Task to carry out: Each line that holds the word "Size" counts once; give the total number of such lines and nothing else.

--- START Stored rows ---

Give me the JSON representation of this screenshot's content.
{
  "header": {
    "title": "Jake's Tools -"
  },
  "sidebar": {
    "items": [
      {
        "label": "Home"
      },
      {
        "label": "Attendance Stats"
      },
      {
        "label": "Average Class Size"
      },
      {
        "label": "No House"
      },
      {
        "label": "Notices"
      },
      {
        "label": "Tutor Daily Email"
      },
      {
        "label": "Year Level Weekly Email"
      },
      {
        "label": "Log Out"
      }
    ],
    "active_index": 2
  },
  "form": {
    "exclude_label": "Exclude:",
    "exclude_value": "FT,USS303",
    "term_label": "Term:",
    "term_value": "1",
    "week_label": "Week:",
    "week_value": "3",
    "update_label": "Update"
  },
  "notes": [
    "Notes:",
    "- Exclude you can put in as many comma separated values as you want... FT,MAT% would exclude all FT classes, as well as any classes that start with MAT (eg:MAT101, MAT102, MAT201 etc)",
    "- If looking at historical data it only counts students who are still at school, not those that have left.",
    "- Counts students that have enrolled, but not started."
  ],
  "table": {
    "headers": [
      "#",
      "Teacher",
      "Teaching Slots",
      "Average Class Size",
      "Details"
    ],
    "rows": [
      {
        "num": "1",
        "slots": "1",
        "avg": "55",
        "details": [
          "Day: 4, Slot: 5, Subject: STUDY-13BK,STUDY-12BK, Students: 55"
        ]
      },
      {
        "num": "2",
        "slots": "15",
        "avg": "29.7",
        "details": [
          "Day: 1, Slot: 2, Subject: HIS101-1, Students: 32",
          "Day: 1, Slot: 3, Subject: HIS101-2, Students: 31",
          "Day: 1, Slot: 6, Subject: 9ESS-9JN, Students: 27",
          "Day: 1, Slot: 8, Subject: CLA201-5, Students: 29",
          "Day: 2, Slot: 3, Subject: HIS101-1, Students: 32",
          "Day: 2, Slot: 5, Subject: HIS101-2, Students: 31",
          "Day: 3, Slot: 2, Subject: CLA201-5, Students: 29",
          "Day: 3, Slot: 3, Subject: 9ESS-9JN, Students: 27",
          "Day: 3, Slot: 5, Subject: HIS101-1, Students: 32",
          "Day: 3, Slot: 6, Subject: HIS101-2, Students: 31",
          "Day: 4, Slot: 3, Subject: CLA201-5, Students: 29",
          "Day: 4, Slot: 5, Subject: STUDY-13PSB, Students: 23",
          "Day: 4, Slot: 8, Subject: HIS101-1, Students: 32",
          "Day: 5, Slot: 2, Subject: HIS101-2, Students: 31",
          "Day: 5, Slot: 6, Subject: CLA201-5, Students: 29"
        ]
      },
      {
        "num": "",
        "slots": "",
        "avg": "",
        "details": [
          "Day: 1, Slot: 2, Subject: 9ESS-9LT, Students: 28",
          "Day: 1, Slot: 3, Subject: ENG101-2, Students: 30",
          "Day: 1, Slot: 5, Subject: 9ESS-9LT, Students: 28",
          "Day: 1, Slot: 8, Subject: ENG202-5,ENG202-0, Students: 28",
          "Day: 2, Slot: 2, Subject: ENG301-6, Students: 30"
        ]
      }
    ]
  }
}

--- END Stored rows ---

Written answer: 2